Excerpt from a dataset:

▼▼▼

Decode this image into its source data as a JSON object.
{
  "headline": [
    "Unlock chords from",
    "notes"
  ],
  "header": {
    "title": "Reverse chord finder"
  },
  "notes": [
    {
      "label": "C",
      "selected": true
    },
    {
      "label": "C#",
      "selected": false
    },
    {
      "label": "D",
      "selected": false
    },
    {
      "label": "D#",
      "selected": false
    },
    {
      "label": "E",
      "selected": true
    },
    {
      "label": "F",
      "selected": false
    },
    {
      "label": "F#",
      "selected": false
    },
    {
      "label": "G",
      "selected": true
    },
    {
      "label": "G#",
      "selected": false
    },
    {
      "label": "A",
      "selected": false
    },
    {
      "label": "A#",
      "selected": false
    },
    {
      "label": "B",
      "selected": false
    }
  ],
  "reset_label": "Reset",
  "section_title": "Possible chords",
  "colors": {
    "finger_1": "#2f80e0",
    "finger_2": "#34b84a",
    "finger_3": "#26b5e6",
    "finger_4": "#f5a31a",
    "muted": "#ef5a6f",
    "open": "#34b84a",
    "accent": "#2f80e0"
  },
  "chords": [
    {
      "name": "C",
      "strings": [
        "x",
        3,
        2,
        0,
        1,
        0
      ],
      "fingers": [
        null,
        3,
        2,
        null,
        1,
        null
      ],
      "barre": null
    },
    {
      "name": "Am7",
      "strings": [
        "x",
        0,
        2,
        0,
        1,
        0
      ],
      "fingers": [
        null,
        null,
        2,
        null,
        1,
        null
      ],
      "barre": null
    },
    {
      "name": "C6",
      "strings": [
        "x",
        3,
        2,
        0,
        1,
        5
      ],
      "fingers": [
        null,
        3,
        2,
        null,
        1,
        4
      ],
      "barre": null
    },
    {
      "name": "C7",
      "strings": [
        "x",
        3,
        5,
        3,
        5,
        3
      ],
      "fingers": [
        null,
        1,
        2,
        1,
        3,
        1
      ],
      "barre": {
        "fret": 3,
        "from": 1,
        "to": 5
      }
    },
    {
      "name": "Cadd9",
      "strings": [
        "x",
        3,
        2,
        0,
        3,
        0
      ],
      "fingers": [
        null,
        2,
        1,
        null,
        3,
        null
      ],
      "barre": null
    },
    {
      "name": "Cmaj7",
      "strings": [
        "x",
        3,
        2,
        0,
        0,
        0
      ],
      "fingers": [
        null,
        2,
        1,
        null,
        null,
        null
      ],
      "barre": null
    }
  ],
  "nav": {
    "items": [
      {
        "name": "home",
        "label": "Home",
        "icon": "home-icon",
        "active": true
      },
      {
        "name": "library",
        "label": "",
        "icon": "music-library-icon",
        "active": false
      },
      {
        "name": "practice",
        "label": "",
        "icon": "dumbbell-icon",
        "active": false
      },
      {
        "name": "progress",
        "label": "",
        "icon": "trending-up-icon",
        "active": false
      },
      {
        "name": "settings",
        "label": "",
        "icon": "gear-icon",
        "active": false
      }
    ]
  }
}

▲▲▲

WHAT IS ASKED ▸ Pick out every line holding the string "library" and return it.

RESULT BELOW ▸
        "name": "library",
        "icon": "music-library-icon",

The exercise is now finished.